Task prompt: Filter the entries that follow, copying every line in which the word "JSON" appears.

*****

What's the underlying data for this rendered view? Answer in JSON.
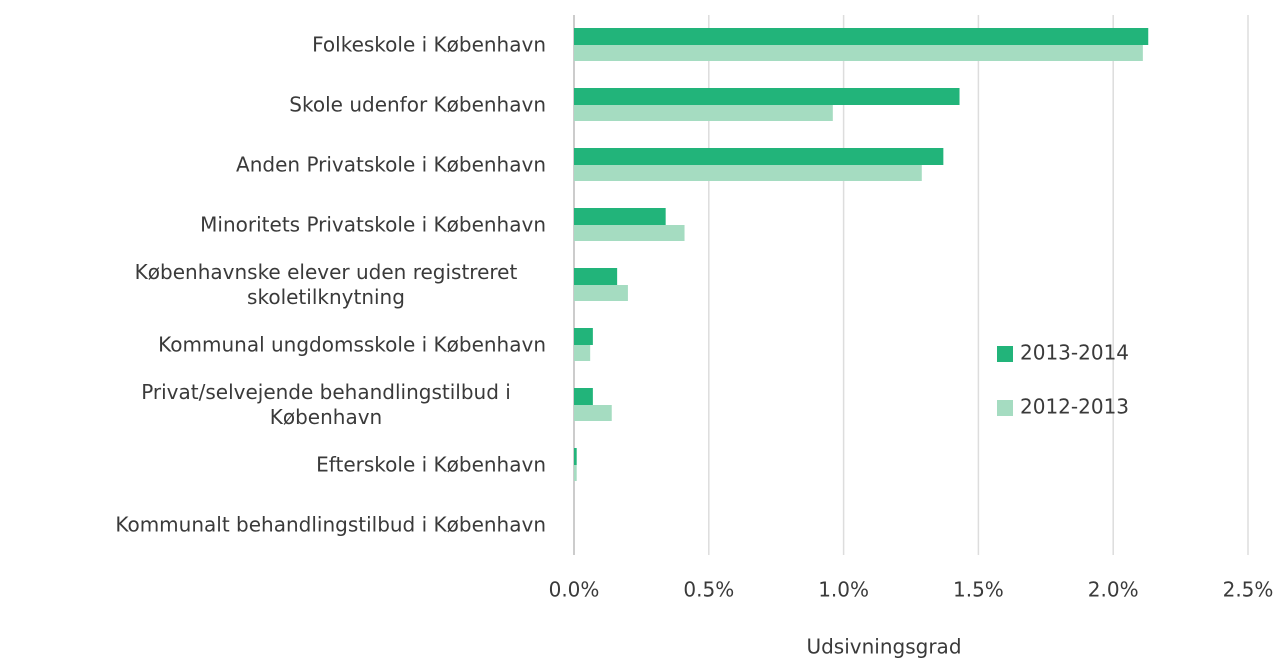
{
  "chart_data": {
    "type": "bar",
    "orientation": "horizontal",
    "categories": [
      "Folkeskole i København",
      "Skole udenfor København",
      "Anden Privatskole i København",
      "Minoritets Privatskole i København",
      "Københavnske elever uden registreret skoletilknytning",
      "Kommunal ungdomsskole i København",
      "Privat/selvejende behandlingstilbud i København",
      "Efterskole i København",
      "Kommunalt behandlingstilbud i København"
    ],
    "series": [
      {
        "name": "2013-2014",
        "color": "#22b47a",
        "values": [
          2.13,
          1.43,
          1.37,
          0.34,
          0.16,
          0.07,
          0.07,
          0.01,
          0
        ]
      },
      {
        "name": "2012-2013",
        "color": "#a5dcc1",
        "values": [
          2.11,
          0.96,
          1.29,
          0.41,
          0.2,
          0.06,
          0.14,
          0.01,
          0
        ]
      }
    ],
    "xlabel": "Udsivningsgrad",
    "xlim": [
      0,
      2.5
    ],
    "xticks": [
      {
        "value": 0,
        "label": "0.0%"
      },
      {
        "value": 0.5,
        "label": "0.5%"
      },
      {
        "value": 1,
        "label": "1.0%"
      },
      {
        "value": 1.5,
        "label": "1.5%"
      },
      {
        "value": 2,
        "label": "2.0%"
      },
      {
        "value": 2.5,
        "label": "2.5%"
      }
    ],
    "grid": true,
    "legend": "right"
  }
}
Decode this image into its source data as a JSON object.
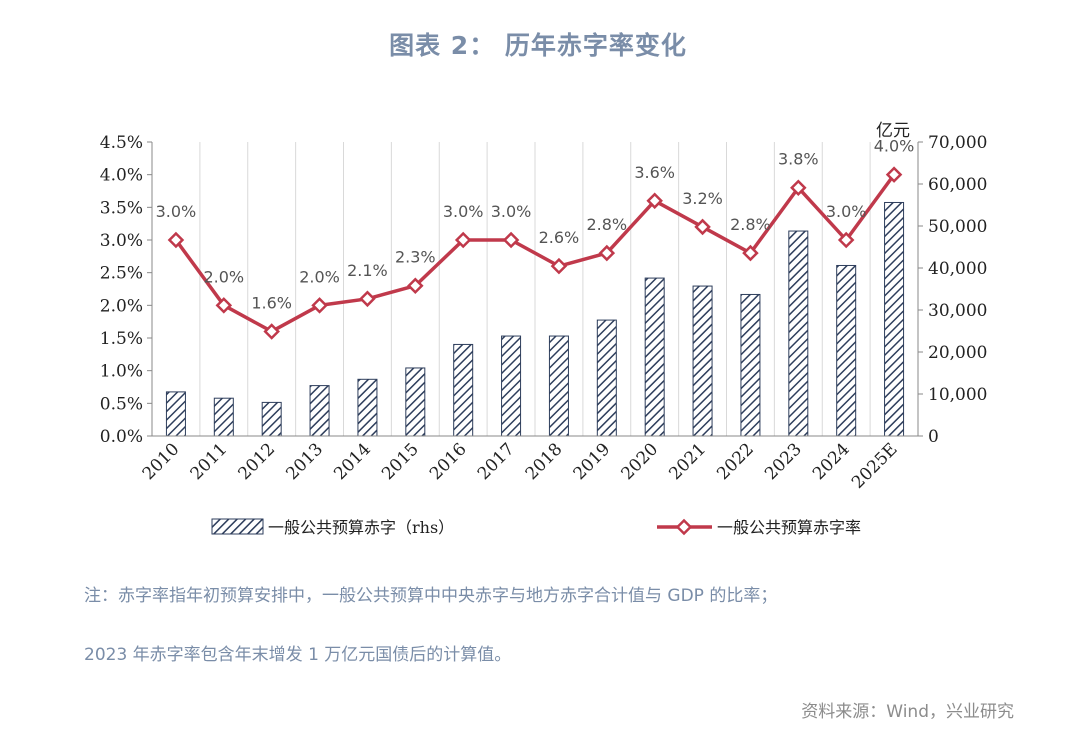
{
  "title": "图表 2： 历年赤字率变化",
  "notes": {
    "line1": "注：赤字率指年初预算安排中，一般公共预算中中央赤字与地方赤字合计值与  GDP  的比率；",
    "line2": "2023  年赤字率包含年末增发  1  万亿元国债后的计算值。"
  },
  "source": "资料来源：Wind，兴业研究",
  "colors": {
    "line": "#c0394b",
    "bar_stroke": "#2e3e5c",
    "grid": "#d9d9d9",
    "text_accent": "#7a8da8"
  },
  "chart_data": {
    "type": "bar+line",
    "categories": [
      "2010",
      "2011",
      "2012",
      "2013",
      "2014",
      "2015",
      "2016",
      "2017",
      "2018",
      "2019",
      "2020",
      "2021",
      "2022",
      "2023",
      "2024",
      "2025E"
    ],
    "series": [
      {
        "name": "一般公共预算赤字（rhs）",
        "type": "bar",
        "axis": "right",
        "values": [
          10500,
          9000,
          8000,
          12000,
          13500,
          16200,
          21800,
          23800,
          23800,
          27600,
          37600,
          35700,
          33700,
          48800,
          40600,
          55600
        ]
      },
      {
        "name": "一般公共预算赤字率",
        "type": "line",
        "axis": "left",
        "values": [
          3.0,
          2.0,
          1.6,
          2.0,
          2.1,
          2.3,
          3.0,
          3.0,
          2.6,
          2.8,
          3.6,
          3.2,
          2.8,
          3.8,
          3.0,
          4.0
        ],
        "labels": [
          "3.0%",
          "2.0%",
          "1.6%",
          "2.0%",
          "2.1%",
          "2.3%",
          "3.0%",
          "3.0%",
          "2.6%",
          "2.8%",
          "3.6%",
          "3.2%",
          "2.8%",
          "3.8%",
          "3.0%",
          "4.0%"
        ]
      }
    ],
    "y_left": {
      "range": [
        0,
        4.5
      ],
      "ticks": [
        "0.0%",
        "0.5%",
        "1.0%",
        "1.5%",
        "2.0%",
        "2.5%",
        "3.0%",
        "3.5%",
        "4.0%",
        "4.5%"
      ]
    },
    "y_right": {
      "range": [
        0,
        70000
      ],
      "ticks": [
        "0",
        "10,000",
        "20,000",
        "30,000",
        "40,000",
        "50,000",
        "60,000",
        "70,000"
      ],
      "unit": "亿元"
    },
    "grid": "vertical",
    "legend": "bottom"
  }
}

*****

The result:
What's the underlying data for this rendered view? Answer in JSON.
Decode this image into its source data as a JSON object.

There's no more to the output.